* Problem: Lift every line from the entries that includes the word "north".

* Data records:
* * * * * * * * *
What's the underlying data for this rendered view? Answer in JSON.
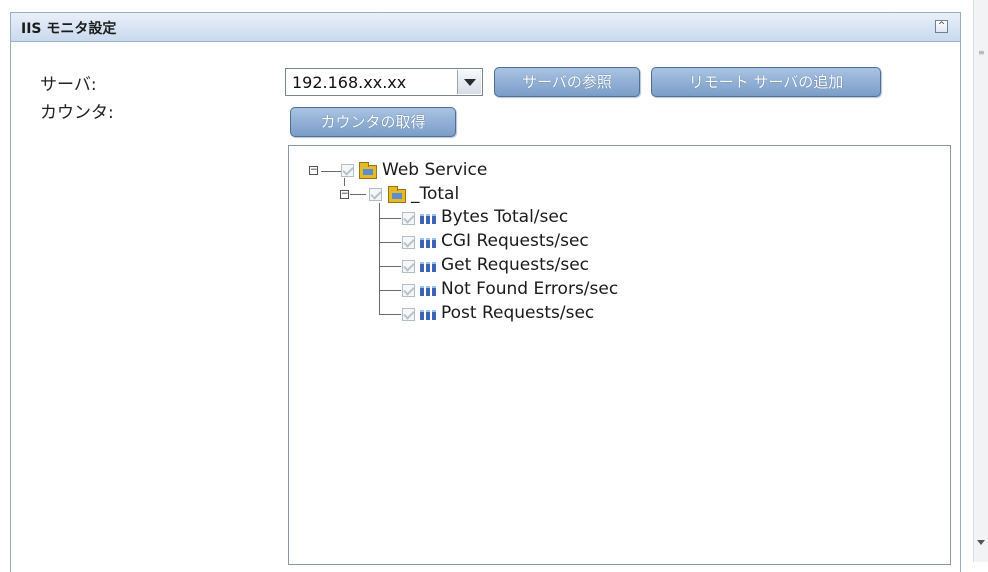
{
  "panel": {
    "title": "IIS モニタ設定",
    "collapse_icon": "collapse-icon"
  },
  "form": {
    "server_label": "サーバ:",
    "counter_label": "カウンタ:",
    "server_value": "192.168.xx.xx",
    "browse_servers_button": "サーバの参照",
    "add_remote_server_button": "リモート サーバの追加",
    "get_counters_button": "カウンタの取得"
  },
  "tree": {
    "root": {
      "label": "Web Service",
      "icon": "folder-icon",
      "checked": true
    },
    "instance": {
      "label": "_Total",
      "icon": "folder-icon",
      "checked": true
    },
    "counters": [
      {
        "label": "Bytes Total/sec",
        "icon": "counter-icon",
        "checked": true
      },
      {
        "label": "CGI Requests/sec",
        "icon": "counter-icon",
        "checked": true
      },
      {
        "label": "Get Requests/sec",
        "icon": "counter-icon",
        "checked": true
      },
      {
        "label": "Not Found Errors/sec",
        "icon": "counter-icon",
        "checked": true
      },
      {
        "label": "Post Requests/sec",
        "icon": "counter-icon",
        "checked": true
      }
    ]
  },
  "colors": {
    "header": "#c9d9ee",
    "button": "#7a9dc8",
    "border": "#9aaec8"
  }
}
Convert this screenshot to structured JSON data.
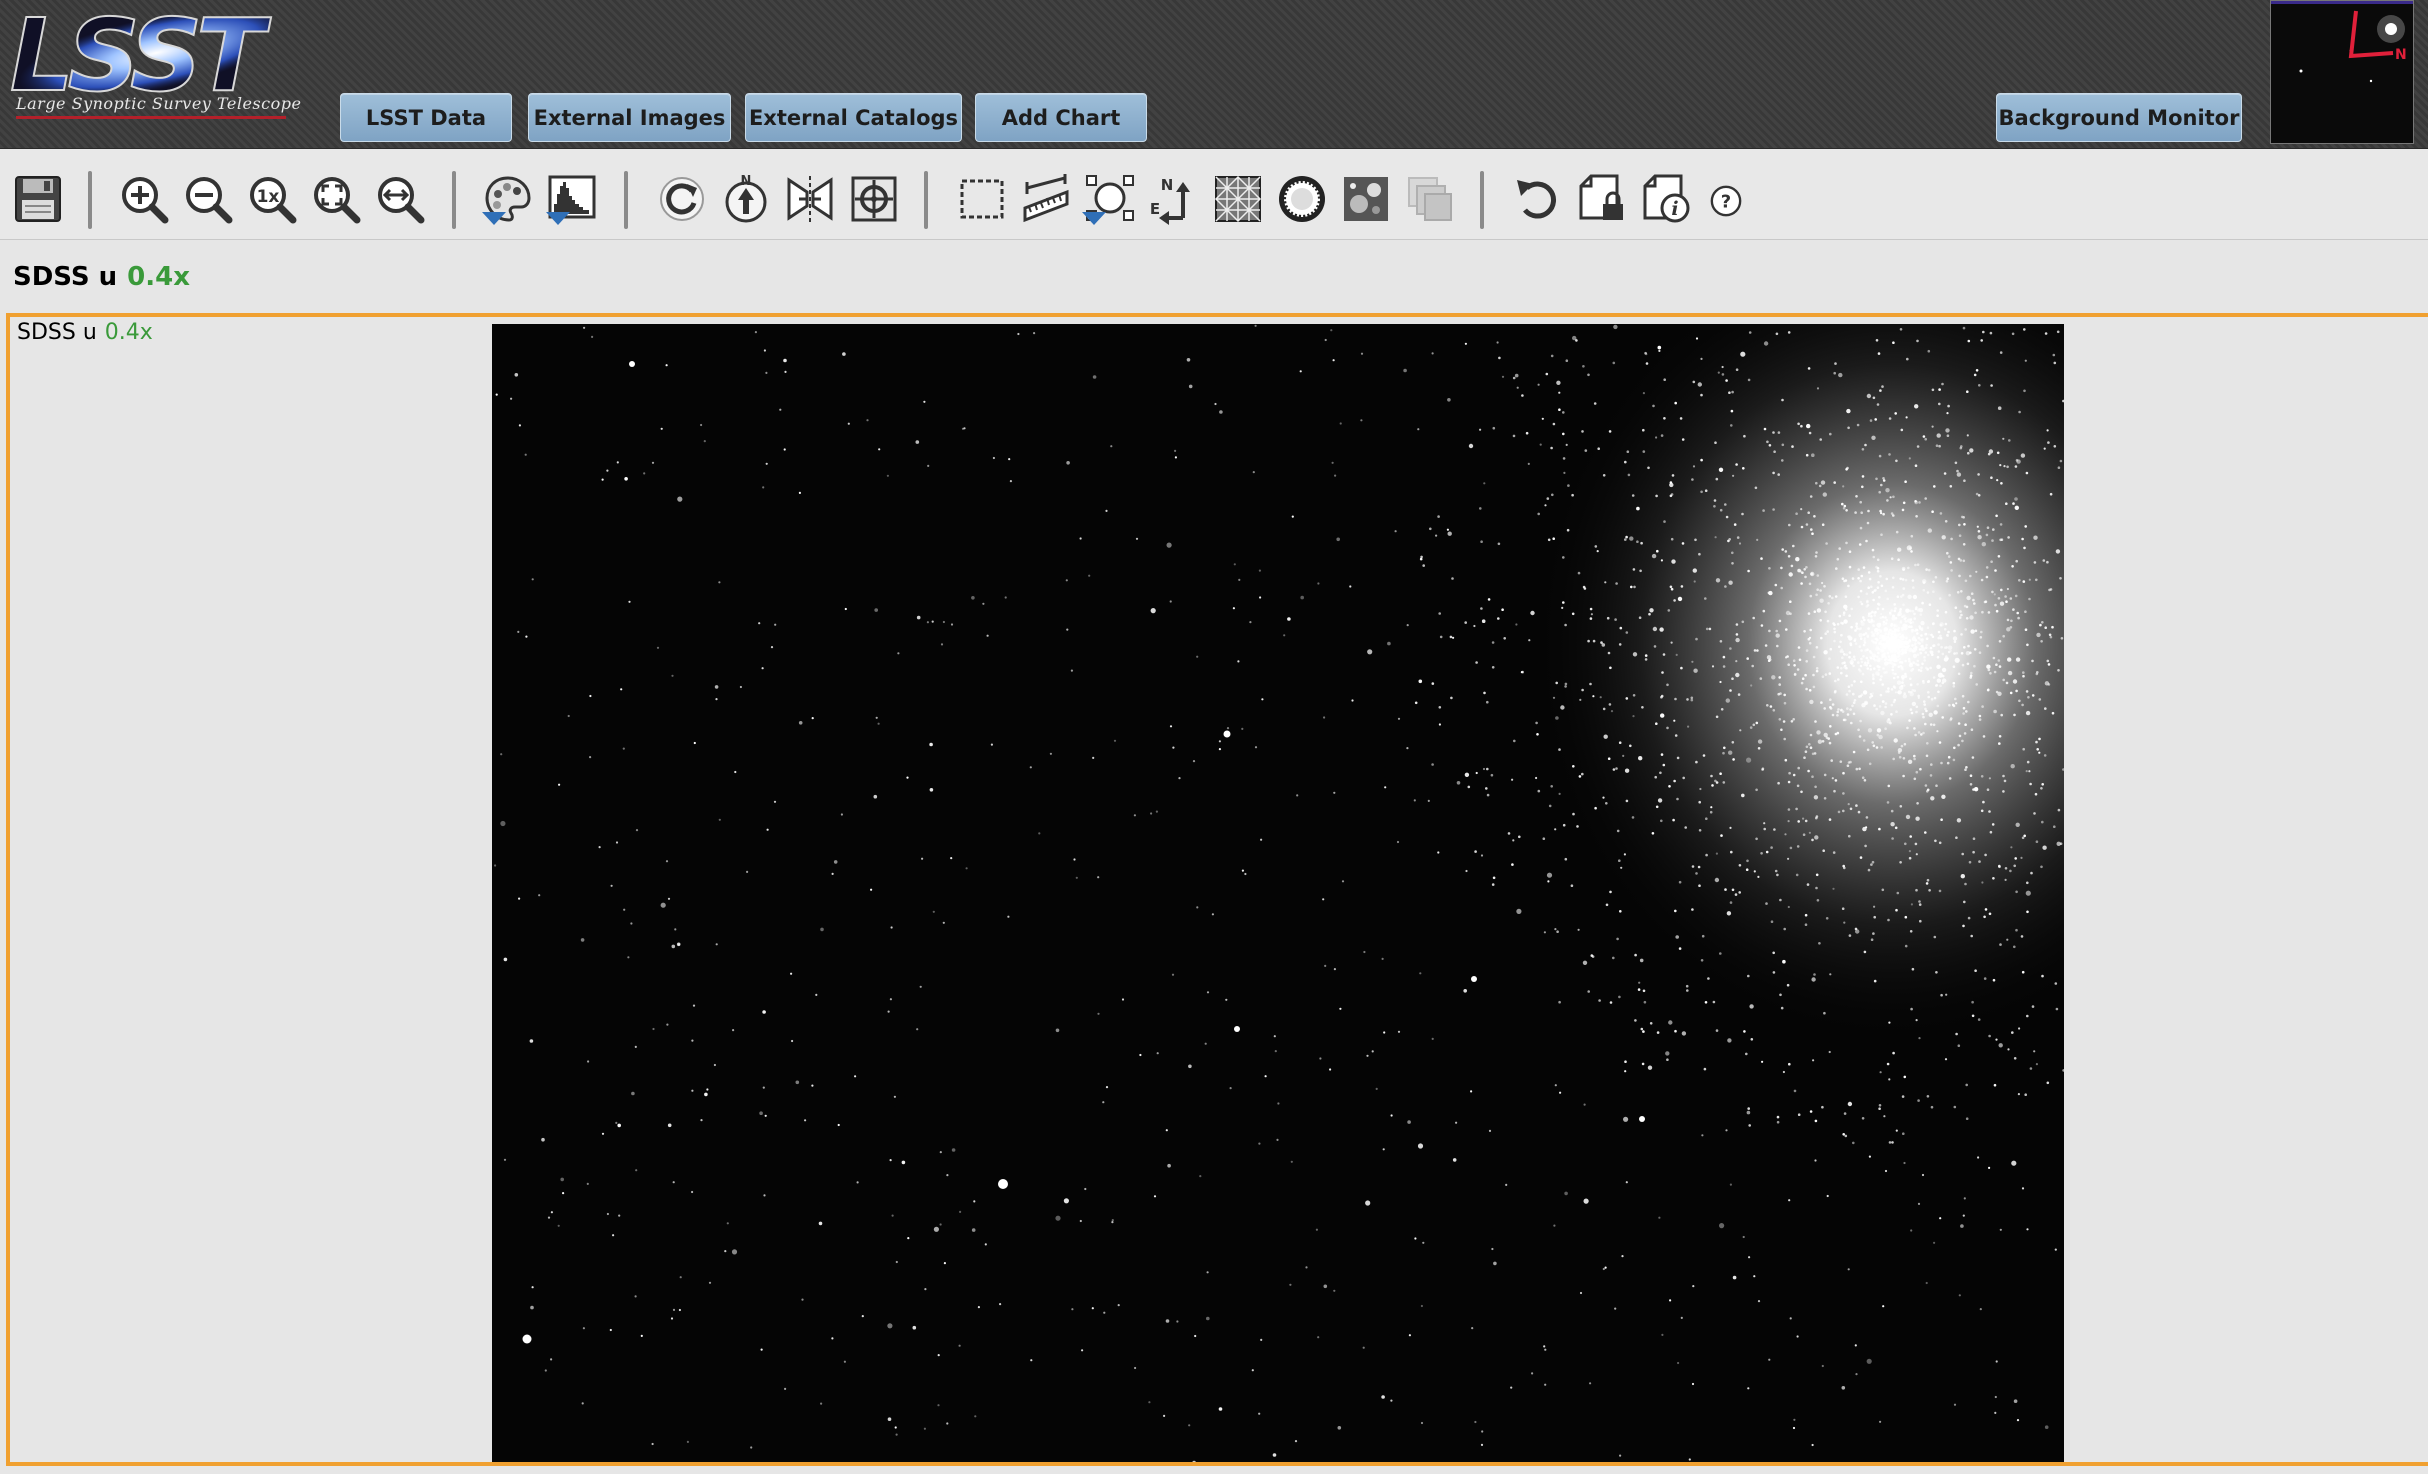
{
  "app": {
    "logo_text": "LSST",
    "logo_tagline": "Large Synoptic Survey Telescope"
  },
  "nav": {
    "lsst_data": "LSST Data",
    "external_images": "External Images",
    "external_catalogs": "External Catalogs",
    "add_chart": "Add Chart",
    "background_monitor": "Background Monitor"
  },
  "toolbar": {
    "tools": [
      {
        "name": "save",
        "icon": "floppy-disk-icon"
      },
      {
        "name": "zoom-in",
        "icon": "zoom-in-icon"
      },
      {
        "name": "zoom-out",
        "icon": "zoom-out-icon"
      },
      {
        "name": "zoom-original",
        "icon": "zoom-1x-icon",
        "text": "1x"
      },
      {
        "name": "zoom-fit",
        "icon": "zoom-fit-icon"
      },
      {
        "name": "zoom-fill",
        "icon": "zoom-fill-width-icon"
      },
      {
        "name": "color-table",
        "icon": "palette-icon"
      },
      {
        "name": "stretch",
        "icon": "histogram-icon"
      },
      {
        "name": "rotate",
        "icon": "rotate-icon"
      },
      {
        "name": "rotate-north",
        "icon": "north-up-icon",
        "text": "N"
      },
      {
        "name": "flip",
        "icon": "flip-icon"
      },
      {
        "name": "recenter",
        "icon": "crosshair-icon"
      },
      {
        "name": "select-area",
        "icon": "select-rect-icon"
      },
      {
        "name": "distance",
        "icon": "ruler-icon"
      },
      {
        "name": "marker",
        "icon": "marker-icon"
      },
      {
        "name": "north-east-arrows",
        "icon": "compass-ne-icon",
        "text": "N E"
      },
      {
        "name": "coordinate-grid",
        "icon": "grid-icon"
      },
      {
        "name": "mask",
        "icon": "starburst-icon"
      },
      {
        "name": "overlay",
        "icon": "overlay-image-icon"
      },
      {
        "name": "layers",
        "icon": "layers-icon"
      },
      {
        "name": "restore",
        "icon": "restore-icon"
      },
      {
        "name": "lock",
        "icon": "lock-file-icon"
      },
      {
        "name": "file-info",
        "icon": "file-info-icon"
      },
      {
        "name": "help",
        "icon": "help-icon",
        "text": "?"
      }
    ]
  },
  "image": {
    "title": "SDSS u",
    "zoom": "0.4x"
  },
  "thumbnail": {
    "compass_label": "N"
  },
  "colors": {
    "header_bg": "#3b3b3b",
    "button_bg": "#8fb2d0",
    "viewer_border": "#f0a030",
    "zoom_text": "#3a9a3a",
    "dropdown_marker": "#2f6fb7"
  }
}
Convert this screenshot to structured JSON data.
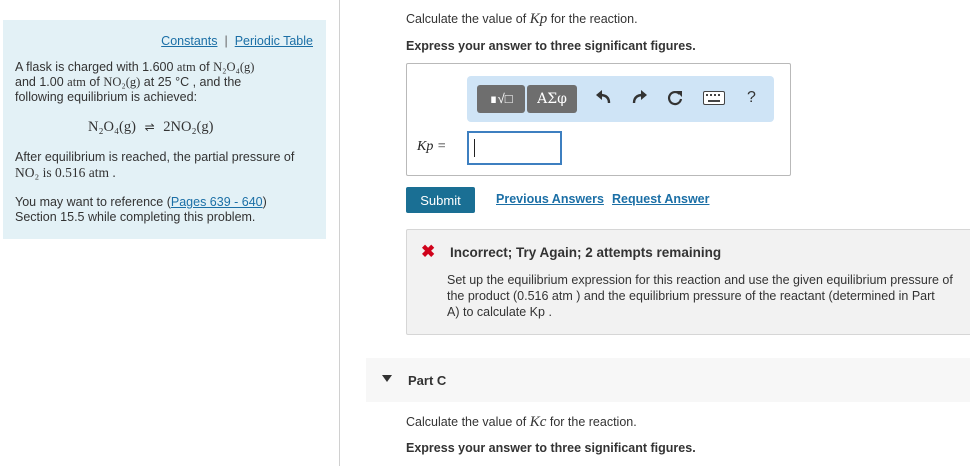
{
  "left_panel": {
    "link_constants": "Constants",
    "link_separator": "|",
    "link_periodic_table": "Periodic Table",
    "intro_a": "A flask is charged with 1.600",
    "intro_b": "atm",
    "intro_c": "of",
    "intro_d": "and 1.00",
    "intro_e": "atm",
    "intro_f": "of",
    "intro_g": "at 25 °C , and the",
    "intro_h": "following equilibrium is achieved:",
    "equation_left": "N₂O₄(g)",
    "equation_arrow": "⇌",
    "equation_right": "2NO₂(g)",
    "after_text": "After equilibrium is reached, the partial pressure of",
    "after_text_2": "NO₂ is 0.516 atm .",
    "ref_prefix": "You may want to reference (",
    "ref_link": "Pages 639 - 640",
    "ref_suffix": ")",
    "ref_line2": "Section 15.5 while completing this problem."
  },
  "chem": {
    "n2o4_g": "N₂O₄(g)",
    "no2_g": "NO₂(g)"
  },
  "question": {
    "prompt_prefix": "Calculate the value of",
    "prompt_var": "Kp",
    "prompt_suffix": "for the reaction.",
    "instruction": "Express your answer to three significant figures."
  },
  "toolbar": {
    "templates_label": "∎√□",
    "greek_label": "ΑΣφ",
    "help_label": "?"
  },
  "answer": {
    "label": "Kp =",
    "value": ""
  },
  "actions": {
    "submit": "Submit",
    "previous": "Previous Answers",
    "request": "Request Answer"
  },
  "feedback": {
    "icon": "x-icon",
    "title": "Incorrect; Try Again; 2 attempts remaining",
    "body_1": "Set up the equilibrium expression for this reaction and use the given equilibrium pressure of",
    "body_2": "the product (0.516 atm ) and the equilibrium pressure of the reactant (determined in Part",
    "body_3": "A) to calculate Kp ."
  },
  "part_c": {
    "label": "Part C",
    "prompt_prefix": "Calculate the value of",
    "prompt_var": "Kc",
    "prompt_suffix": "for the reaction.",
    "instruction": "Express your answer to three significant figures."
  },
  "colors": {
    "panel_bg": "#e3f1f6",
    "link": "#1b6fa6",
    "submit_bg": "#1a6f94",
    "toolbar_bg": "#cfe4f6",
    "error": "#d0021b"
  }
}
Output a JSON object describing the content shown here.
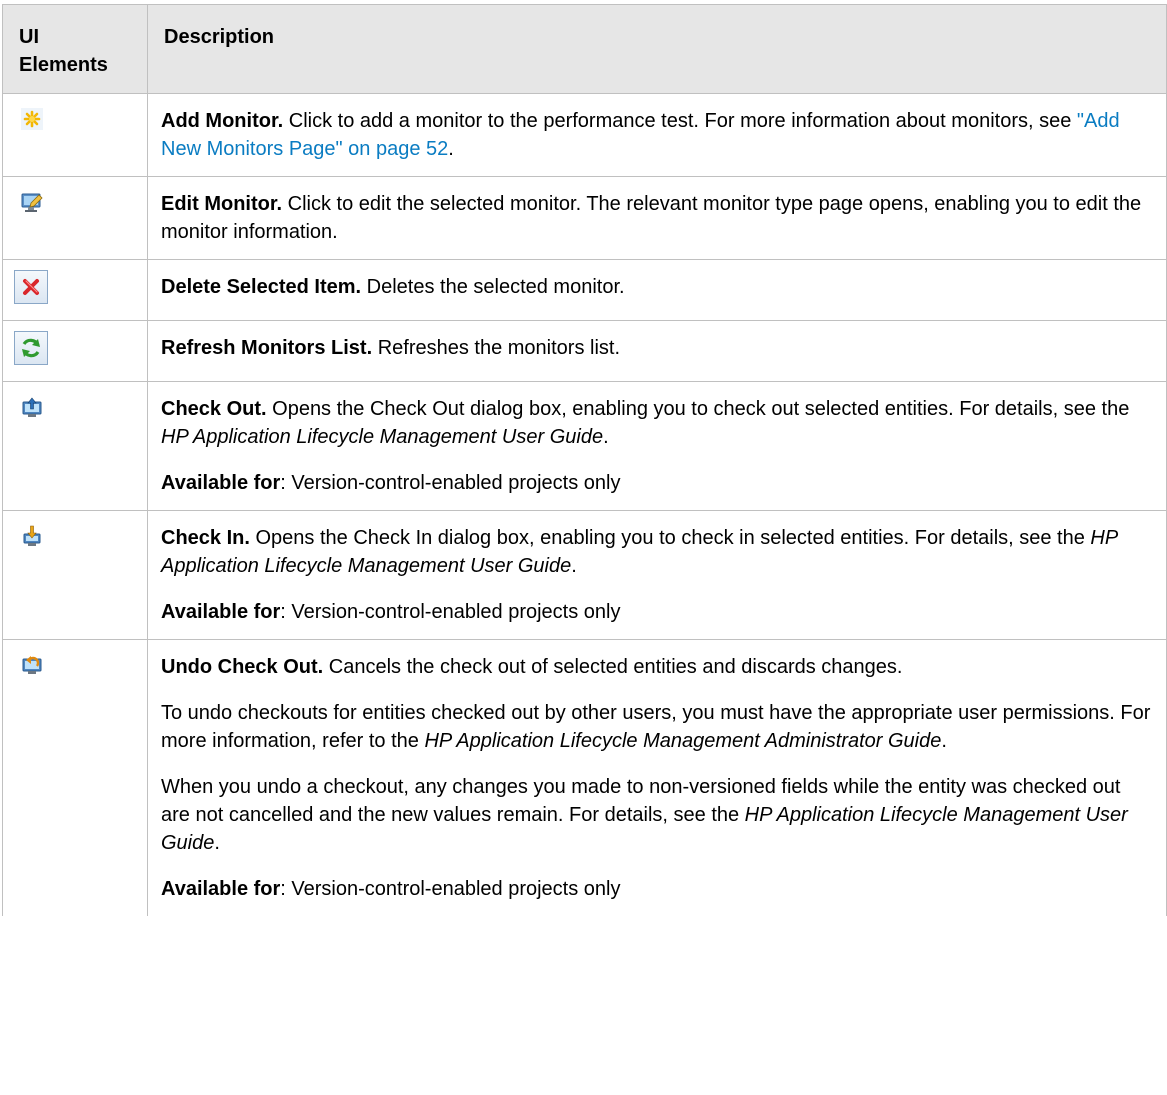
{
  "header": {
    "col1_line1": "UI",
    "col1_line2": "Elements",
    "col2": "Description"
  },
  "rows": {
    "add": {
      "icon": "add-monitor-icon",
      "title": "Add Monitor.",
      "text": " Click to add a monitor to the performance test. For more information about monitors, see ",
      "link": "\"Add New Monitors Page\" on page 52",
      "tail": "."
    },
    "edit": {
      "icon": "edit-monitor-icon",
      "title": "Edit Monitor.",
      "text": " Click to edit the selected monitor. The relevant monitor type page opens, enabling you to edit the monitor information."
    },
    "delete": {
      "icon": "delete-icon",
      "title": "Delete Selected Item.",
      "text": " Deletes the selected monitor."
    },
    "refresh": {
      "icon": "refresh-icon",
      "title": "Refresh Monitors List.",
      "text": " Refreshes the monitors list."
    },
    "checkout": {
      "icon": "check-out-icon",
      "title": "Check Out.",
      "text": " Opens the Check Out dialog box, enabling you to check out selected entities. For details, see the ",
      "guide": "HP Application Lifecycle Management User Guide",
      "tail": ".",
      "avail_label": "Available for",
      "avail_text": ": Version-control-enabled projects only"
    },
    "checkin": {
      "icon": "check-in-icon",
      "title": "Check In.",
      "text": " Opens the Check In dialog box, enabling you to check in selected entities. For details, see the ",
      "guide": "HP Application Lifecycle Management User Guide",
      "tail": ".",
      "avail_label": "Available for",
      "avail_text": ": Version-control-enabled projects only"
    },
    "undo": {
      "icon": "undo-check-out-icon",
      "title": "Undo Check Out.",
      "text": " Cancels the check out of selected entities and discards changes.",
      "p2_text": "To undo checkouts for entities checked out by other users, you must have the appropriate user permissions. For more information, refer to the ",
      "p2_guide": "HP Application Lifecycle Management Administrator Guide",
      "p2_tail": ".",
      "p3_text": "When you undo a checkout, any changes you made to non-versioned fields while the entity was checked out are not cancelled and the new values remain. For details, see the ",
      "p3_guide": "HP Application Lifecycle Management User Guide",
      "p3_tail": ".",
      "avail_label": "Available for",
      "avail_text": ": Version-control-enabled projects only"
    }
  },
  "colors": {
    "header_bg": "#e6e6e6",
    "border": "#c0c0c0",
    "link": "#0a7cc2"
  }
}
* * * * * * * * *
* Response to this exercise:
        "name": "rotate-north",
        "icon": "north-up-icon",
        "name": "north-east-arrows",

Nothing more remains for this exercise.